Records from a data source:

- - -

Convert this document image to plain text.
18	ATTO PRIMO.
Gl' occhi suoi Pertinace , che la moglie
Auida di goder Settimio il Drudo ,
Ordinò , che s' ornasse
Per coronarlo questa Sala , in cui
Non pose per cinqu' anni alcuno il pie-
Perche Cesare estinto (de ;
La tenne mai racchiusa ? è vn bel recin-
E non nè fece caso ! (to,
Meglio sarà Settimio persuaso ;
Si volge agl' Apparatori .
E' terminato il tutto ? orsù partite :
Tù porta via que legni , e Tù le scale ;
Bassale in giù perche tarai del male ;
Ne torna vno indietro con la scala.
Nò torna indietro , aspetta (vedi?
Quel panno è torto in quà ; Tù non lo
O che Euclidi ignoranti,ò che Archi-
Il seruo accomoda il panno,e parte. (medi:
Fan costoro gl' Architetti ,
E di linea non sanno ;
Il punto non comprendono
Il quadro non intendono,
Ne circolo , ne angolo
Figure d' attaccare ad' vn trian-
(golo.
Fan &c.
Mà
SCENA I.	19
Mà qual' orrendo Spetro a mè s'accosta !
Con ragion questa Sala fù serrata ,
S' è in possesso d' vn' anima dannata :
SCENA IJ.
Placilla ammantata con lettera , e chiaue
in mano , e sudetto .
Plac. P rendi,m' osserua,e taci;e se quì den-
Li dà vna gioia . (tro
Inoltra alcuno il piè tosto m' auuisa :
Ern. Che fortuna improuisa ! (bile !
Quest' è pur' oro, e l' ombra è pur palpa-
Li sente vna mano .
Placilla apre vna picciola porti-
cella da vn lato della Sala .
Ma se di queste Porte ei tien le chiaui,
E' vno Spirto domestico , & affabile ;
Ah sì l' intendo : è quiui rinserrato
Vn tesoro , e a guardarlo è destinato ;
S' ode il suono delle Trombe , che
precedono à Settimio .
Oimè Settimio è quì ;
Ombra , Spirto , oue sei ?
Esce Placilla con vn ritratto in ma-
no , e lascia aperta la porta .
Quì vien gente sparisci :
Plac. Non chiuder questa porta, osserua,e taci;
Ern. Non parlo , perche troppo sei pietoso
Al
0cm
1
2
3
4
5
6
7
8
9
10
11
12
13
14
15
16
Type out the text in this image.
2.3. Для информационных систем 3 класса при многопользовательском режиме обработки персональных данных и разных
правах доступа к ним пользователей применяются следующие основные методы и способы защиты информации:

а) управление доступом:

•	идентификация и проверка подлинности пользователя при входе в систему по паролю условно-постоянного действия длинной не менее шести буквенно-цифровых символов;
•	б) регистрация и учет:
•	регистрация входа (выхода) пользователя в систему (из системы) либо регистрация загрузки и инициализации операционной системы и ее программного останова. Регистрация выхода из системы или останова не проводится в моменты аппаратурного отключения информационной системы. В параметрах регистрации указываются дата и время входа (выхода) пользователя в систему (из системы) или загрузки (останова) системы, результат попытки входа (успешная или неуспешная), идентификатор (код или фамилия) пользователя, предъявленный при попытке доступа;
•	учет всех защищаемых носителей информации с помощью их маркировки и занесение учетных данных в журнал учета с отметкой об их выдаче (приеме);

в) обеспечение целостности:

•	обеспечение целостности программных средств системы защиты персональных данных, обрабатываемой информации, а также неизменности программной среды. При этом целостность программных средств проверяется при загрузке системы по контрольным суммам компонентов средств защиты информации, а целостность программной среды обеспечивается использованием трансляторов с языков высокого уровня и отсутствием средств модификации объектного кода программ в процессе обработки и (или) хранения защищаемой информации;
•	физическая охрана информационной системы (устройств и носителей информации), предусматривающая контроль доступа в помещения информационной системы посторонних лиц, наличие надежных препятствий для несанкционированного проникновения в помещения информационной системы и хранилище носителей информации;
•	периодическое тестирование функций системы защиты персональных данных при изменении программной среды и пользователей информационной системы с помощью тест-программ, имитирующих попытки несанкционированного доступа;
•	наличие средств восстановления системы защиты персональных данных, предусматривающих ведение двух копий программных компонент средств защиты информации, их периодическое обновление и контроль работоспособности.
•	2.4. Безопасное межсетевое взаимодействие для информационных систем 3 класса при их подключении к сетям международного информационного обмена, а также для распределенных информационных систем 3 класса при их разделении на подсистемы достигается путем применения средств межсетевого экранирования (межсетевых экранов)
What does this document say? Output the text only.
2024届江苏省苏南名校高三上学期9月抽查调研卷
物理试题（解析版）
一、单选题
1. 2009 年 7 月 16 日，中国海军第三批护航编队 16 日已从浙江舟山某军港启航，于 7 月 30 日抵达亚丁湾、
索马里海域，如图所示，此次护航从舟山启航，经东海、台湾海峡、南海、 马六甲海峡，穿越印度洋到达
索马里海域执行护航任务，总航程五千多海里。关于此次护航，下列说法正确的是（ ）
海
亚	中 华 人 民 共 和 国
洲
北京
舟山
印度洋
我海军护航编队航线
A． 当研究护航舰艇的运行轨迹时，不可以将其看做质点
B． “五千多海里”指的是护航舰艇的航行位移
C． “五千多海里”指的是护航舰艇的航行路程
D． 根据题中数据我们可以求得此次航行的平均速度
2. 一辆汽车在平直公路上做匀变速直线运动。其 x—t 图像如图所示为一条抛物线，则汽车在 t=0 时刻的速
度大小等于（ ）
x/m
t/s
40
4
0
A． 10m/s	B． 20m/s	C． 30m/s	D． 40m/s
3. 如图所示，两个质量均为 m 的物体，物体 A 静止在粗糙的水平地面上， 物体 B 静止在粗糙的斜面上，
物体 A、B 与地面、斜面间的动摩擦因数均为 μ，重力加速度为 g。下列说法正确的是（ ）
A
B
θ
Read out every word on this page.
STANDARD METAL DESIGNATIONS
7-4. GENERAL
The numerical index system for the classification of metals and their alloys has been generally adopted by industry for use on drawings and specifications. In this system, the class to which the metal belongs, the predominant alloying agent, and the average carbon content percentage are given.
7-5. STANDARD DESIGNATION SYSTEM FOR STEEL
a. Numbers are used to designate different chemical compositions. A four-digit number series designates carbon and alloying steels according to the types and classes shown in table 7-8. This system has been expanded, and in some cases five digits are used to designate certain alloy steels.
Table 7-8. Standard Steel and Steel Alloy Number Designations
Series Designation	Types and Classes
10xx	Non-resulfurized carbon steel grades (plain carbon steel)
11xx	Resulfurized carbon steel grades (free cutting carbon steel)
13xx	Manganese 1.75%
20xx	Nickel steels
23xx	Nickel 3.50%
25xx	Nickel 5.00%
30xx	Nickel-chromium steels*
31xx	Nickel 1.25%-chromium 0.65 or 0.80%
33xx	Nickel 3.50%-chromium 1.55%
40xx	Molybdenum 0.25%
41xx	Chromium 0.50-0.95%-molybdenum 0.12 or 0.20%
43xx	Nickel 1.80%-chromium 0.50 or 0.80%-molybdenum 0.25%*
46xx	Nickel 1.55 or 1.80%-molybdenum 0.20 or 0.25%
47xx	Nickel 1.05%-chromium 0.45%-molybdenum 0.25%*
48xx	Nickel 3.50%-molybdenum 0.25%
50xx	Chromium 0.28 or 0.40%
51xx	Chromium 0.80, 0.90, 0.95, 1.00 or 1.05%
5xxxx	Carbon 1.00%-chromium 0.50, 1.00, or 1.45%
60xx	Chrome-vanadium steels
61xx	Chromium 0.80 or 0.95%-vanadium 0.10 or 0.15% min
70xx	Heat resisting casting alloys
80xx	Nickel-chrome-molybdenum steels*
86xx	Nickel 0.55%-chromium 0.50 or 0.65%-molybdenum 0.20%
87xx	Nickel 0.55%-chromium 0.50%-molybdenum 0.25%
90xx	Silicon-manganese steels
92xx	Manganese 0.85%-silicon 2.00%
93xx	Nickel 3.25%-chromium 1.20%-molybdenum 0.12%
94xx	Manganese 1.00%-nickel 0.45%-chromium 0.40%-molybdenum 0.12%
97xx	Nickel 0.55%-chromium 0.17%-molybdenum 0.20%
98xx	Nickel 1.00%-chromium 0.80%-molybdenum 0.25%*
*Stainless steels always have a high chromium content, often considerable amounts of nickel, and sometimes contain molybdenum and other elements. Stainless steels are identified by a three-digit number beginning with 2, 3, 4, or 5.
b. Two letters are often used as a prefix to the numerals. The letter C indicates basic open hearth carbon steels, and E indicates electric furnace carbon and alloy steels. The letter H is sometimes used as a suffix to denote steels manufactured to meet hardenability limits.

- - -

Task directions:
Pick each line holding the word "обеспечение" out of the data and copy it.

Output of the exercise:
в) обеспечение целостности:
•	обеспечение целостности программных средств системы защиты персональных данных, обрабатываемой информации, а также неизменности программной среды. При этом целостность программных средств проверяется при загрузке системы по контрольным суммам компонентов средств защиты информации, а целостность программной среды обеспечивается использованием трансляторов с языков высокого уровня и отсутствием средств модификации объектного кода программ в процессе обработки и (или) хранения защищаемой информации;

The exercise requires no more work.